[Dataset records]:
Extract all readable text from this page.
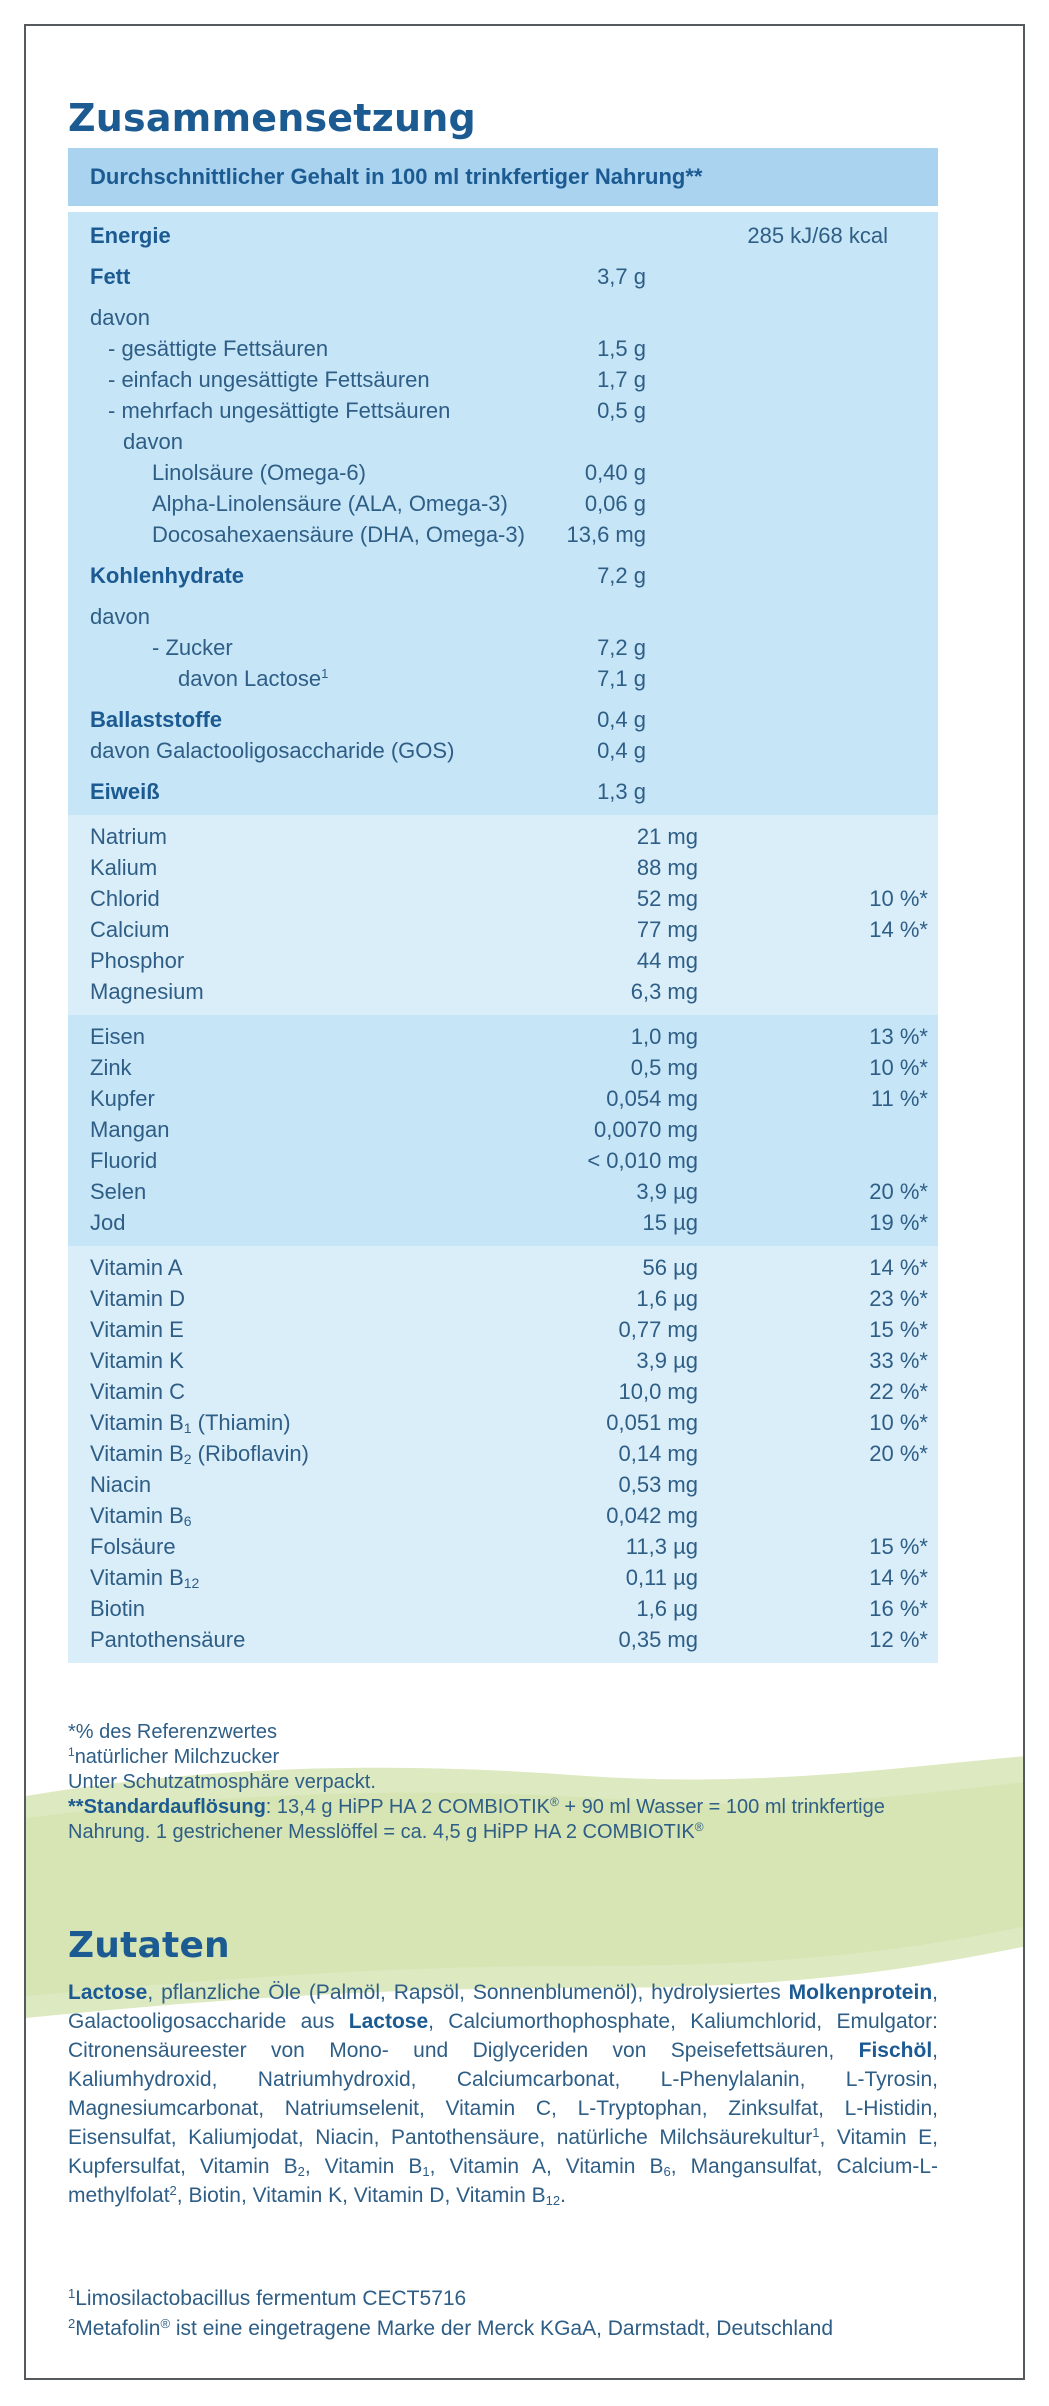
Zusammensetzung
Durchschnittlicher Gehalt in 100 ml trinkfertiger Nahrung**
Energie	285 kJ/68 kcal
Fett	3,7 g
davon
- gesättigte Fettsäuren	1,5 g
- einfach ungesättigte Fettsäuren	1,7 g
- mehrfach ungesättigte Fettsäuren	0,5 g
davon
Linolsäure (Omega-6)	0,40 g
Alpha-Linolensäure (ALA, Omega-3)	0,06 g
Docosahexaensäure (DHA, Omega-3) 13,6 mg
Kohlenhydrate	7,2 g
davon
- Zucker	7,2 g
davon Lactose$^1$	7,1 g
Ballaststoffe	0,4 g
davon Galactooligosaccharide (GOS)	0,4 g
Eiweiß	1,3 g
Natrium	21 mg
Kalium	88 mg
Chlorid	52 mg	10 %*
Calcium	77 mg	14 %*
Phosphor	44 mg
Magnesium	6,3 mg
Eisen	1,0 mg	13 %*
Zink	0,5 mg	10 %*
Kupfer	0,054 mg	11 %*
Mangan	0,0070 mg
Fluorid	< 0,010 mg
Selen	3,9 µg	20 %*
Jod	15 µg	19 %*
Vitamin A	56 µg	14 %*
Vitamin D	1,6 µg	23 %*
Vitamin E	0,77 mg	15 %*
Vitamin K	3,9 µg	33 %*
Vitamin C	10,0 mg	22 %*
Vitamin $B_1$ (Thiamin)	0,051 mg	10 %*
Vitamin $B_2$ (Riboflavin)	0,14 mg	20 %*
Niacin	0,53 mg
Vitamin $B_6$	0,042 mg
Folsäure	11,3 µg	15 %*
Vitamin $B_{12}$	0,11 µg	14 %*
Biotin	1,6 µg	16 %*
Pantothensäure	0,35 mg	12 %*
*% des Referenzwertes
$^1$natürlicher Milchzucker
Unter Schutzatmosphäre verpackt.
**Standardauflösung: 13,4 g HiPP HA 2 COMBIOTIK® + 90 ml Wasser = 100 ml trinkfertige Nahrung. 1 gestrichener Messlöffel = ca. 4,5 g HiPP HA 2 COMBIOTIK®
Zutaten
Lactose, pflanzliche Öle (Palmöl, Rapsöl, Sonnenblumenöl), hydrolysiertes Molkenprotein, Galactooligosaccharide aus Lactose, Calciumorthophosphate, Kaliumchlorid, Emulgator: Citronensäureester von Mono- und Diglyceriden von Speisefettsäuren, Fischöl, Kaliumhydroxid, Natriumhydroxid, Calciumcarbonat, L-Phenylalanin, L-Tyrosin, Magnesiumcarbonat, Natriumselenit, Vitamin C, L-Tryptophan, Zinksulfat, L-Histidin, Eisensulfat, Kaliumjodat, Niacin, Pantothensäure, natürliche Milchsäurekultur$^1$, Vitamin E, Kupfersulfat, Vitamin $B_2$, Vitamin $B_1$, Vitamin A, Vitamin $B_6$, Mangansulfat, Calcium-L-methylfolat$^2$, Biotin, Vitamin K, Vitamin D, Vitamin $B_{12}$.
$^1$Limosilactobacillus fermentum CECT5716
$^2$Metafolin® ist eine eingetragene Marke der Merck KGaA, Darmstadt, Deutschland
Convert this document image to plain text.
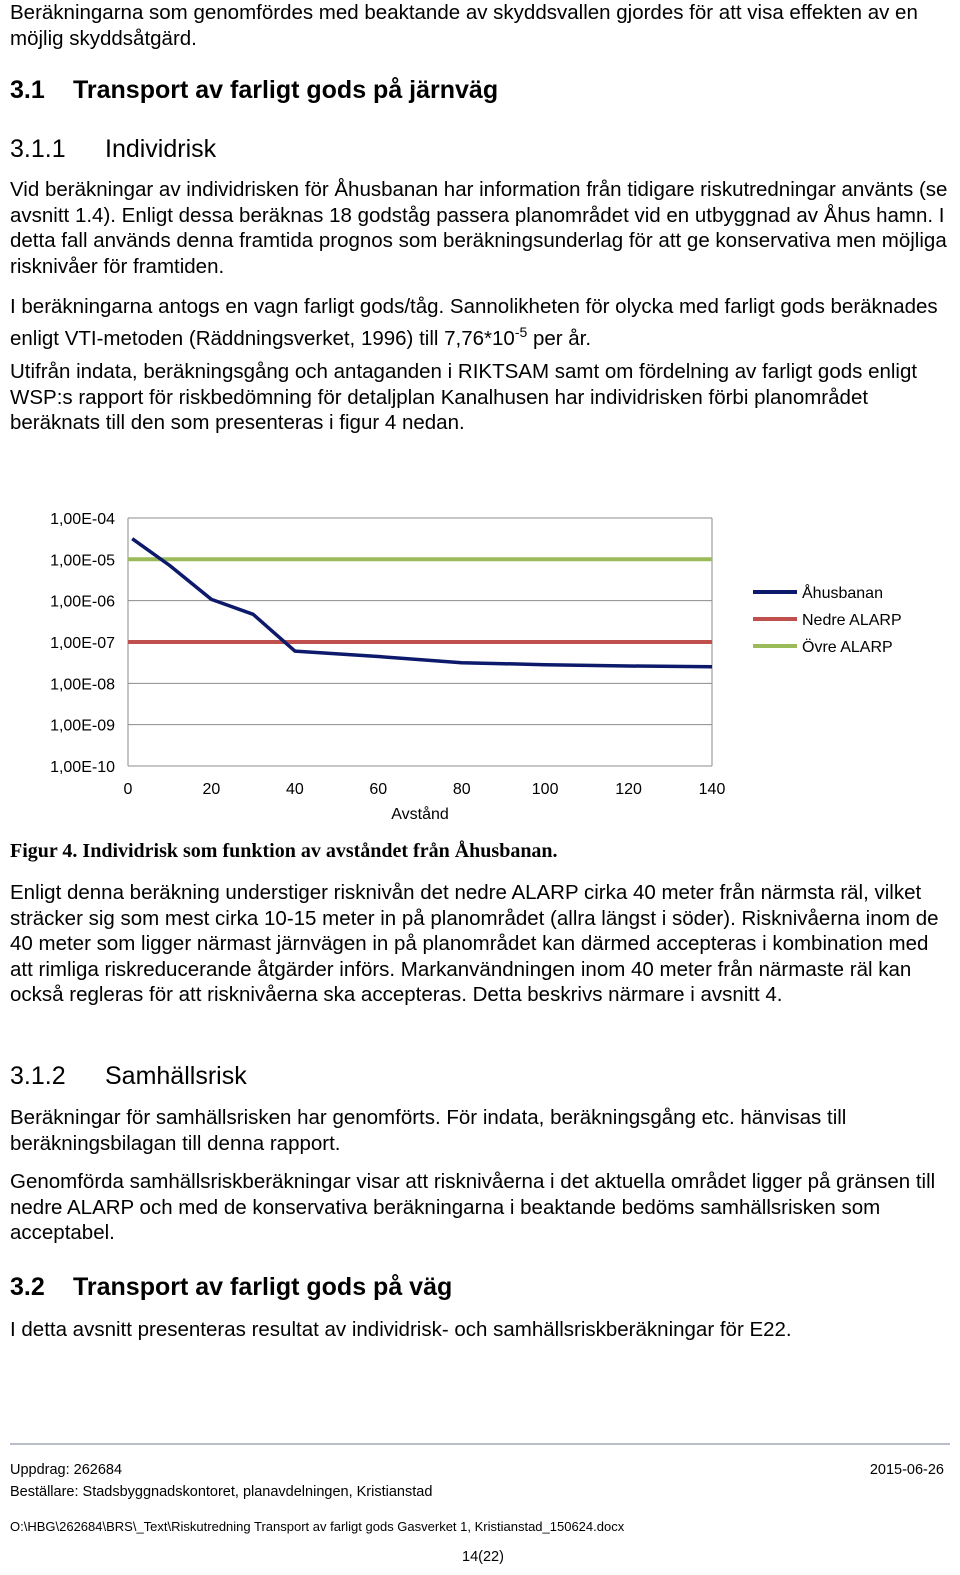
Beräkningarna som genomfördes med beaktande av skyddsvallen gjordes för att visa effekten av en möjlig skyddsåtgärd.

3.1 Transport av farligt gods på järnväg
3.1.1 Individrisk

Vid beräkningar av individrisken för Åhusbanan har information från tidigare riskutredningar använts (se avsnitt 1.4). Enligt dessa beräknas 18 godståg passera planområdet vid en utbyggnad av Åhus hamn. I detta fall används denna framtida prognos som beräkningsunderlag för att ge konservativa men möjliga risknivåer för framtiden.

I beräkningarna antogs en vagn farligt gods/tåg. Sannolikheten för olycka med farligt gods beräknades enligt VTI-metoden (Räddningsverket, 1996) till $7,76*10^{-5}$ per år.

Utifrån indata, beräkningsgång och antaganden i RIKTSAM samt om fördelning av farligt gods enligt WSP:s rapport för riskbedömning för detaljplan Kanalhusen har individrisken förbi planområdet beräknats till den som presenteras i figur 4 nedan.

1,00E-04
1,00E-05
1,00E-06
1,00E-07
1,00E-08
1,00E-09
1,00E-10
0	20	40	60	80	100	120	140
Avstånd
Åhusbanan
Nedre ALARP
Övre ALARP

Figur 4. Individrisk som funktion av avståndet från Åhusbanan.

Enligt denna beräkning understiger risknivån det nedre ALARP cirka 40 meter från närmsta räl, vilket sträcker sig som mest cirka 10-15 meter in på planområdet (allra längst i söder). Risknivåerna inom de 40 meter som ligger närmast järnvägen in på planområdet kan därmed accepteras i kombination med att rimliga riskreducerande åtgärder införs. Markanvändningen inom 40 meter från närmaste räl kan också regleras för att risknivåerna ska accepteras. Detta beskrivs närmare i avsnitt 4.

3.1.2 Samhällsrisk

Beräkningar för samhällsrisken har genomförts. För indata, beräkningsgång etc. hänvisas till beräkningsbilagan till denna rapport.

Genomförda samhällsriskberäkningar visar att risknivåerna i det aktuella området ligger på gränsen till nedre ALARP och med de konservativa beräkningarna i beaktande bedöms samhällsrisken som acceptabel.

3.2 Transport av farligt gods på väg

I detta avsnitt presenteras resultat av individrisk- och samhällsriskberäkningar för E22.

Uppdrag: 262684	2015-06-26

Beställare: Stadsbyggnadskontoret, planavdelningen, Kristianstad

O:\HBG\262684\BRS\_Text\Riskutredning Transport av farligt gods Gasverket 1, Kristianstad_150624.docx

14(22)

[Work to be completed]:
Leave the pictures out and reproduce each record exactly as written.

[Completed exercise]:
Extract all readable text from this page.
Zusammensetzung
Durchschnittlicher Gehalt in 100 ml trinkfertiger Nahrung**
Energie	285 kJ/68 kcal
Fett	3,7 g
davon
- gesättigte Fettsäuren	1,5 g
- einfach ungesättigte Fettsäuren	1,7 g
- mehrfach ungesättigte Fettsäuren	0,5 g
davon
Linolsäure (Omega-6)	0,40 g
Alpha-Linolensäure (ALA, Omega-3)	0,06 g
Docosahexaensäure (DHA, Omega-3) 13,6 mg
Kohlenhydrate	7,2 g
davon
- Zucker	7,2 g
davon Lactose$^1$	7,1 g
Ballaststoffe	0,4 g
davon Galactooligosaccharide (GOS)	0,4 g
Eiweiß	1,3 g
Natrium	21 mg
Kalium	88 mg
Chlorid	52 mg	10 %*
Calcium	77 mg	14 %*
Phosphor	44 mg
Magnesium	6,3 mg
Eisen	1,0 mg	13 %*
Zink	0,5 mg	10 %*
Kupfer	0,054 mg	11 %*
Mangan	0,0070 mg
Fluorid	< 0,010 mg
Selen	3,9 µg	20 %*
Jod	15 µg	19 %*
Vitamin A	56 µg	14 %*
Vitamin D	1,6 µg	23 %*
Vitamin E	0,77 mg	15 %*
Vitamin K	3,9 µg	33 %*
Vitamin C	10,0 mg	22 %*
Vitamin $B_1$ (Thiamin)	0,051 mg	10 %*
Vitamin $B_2$ (Riboflavin)	0,14 mg	20 %*
Niacin	0,53 mg
Vitamin $B_6$	0,042 mg
Folsäure	11,3 µg	15 %*
Vitamin $B_{12}$	0,11 µg	14 %*
Biotin	1,6 µg	16 %*
Pantothensäure	0,35 mg	12 %*
*% des Referenzwertes
$^1$natürlicher Milchzucker
Unter Schutzatmosphäre verpackt.
**Standardauflösung: 13,4 g HiPP HA 2 COMBIOTIK® + 90 ml Wasser = 100 ml trinkfertige Nahrung. 1 gestrichener Messlöffel = ca. 4,5 g HiPP HA 2 COMBIOTIK®
Zutaten
Lactose, pflanzliche Öle (Palmöl, Rapsöl, Sonnenblumenöl), hydrolysiertes Molkenprotein, Galactooligosaccharide aus Lactose, Calciumorthophosphate, Kaliumchlorid, Emulgator: Citronensäureester von Mono- und Diglyceriden von Speisefettsäuren, Fischöl, Kaliumhydroxid, Natriumhydroxid, Calciumcarbonat, L-Phenylalanin, L-Tyrosin, Magnesiumcarbonat, Natriumselenit, Vitamin C, L-Tryptophan, Zinksulfat, L-Histidin, Eisensulfat, Kaliumjodat, Niacin, Pantothensäure, natürliche Milchsäurekultur$^1$, Vitamin E, Kupfersulfat, Vitamin $B_2$, Vitamin $B_1$, Vitamin A, Vitamin $B_6$, Mangansulfat, Calcium-L-methylfolat$^2$, Biotin, Vitamin K, Vitamin D, Vitamin $B_{12}$.
$^1$Limosilactobacillus fermentum CECT5716
$^2$Metafolin® ist eine eingetragene Marke der Merck KGaA, Darmstadt, Deutschland
Convert this document image to plain text.
Beräkningarna som genomfördes med beaktande av skyddsvallen gjordes för att visa effekten av en möjlig skyddsåtgärd.

3.1 Transport av farligt gods på järnväg
3.1.1 Individrisk

Vid beräkningar av individrisken för Åhusbanan har information från tidigare riskutredningar använts (se avsnitt 1.4). Enligt dessa beräknas 18 godståg passera planområdet vid en utbyggnad av Åhus hamn. I detta fall används denna framtida prognos som beräkningsunderlag för att ge konservativa men möjliga risknivåer för framtiden.

I beräkningarna antogs en vagn farligt gods/tåg. Sannolikheten för olycka med farligt gods beräknades enligt VTI-metoden (Räddningsverket, 1996) till $7,76*10^{-5}$ per år.

Utifrån indata, beräkningsgång och antaganden i RIKTSAM samt om fördelning av farligt gods enligt WSP:s rapport för riskbedömning för detaljplan Kanalhusen har individrisken förbi planområdet beräknats till den som presenteras i figur 4 nedan.

1,00E-04
1,00E-05
1,00E-06
1,00E-07
1,00E-08
1,00E-09
1,00E-10
0	20	40	60	80	100	120	140
Avstånd
Åhusbanan
Nedre ALARP
Övre ALARP

Figur 4. Individrisk som funktion av avståndet från Åhusbanan.

Enligt denna beräkning understiger risknivån det nedre ALARP cirka 40 meter från närmsta räl, vilket sträcker sig som mest cirka 10-15 meter in på planområdet (allra längst i söder). Risknivåerna inom de 40 meter som ligger närmast järnvägen in på planområdet kan därmed accepteras i kombination med att rimliga riskreducerande åtgärder införs. Markanvändningen inom 40 meter från närmaste räl kan också regleras för att risknivåerna ska accepteras. Detta beskrivs närmare i avsnitt 4.

3.1.2 Samhällsrisk

Beräkningar för samhällsrisken har genomförts. För indata, beräkningsgång etc. hänvisas till beräkningsbilagan till denna rapport.

Genomförda samhällsriskberäkningar visar att risknivåerna i det aktuella området ligger på gränsen till nedre ALARP och med de konservativa beräkningarna i beaktande bedöms samhällsrisken som acceptabel.

3.2 Transport av farligt gods på väg

I detta avsnitt presenteras resultat av individrisk- och samhällsriskberäkningar för E22.

Uppdrag: 262684	2015-06-26

Beställare: Stadsbyggnadskontoret, planavdelningen, Kristianstad

O:\HBG\262684\BRS\_Text\Riskutredning Transport av farligt gods Gasverket 1, Kristianstad_150624.docx

14(22)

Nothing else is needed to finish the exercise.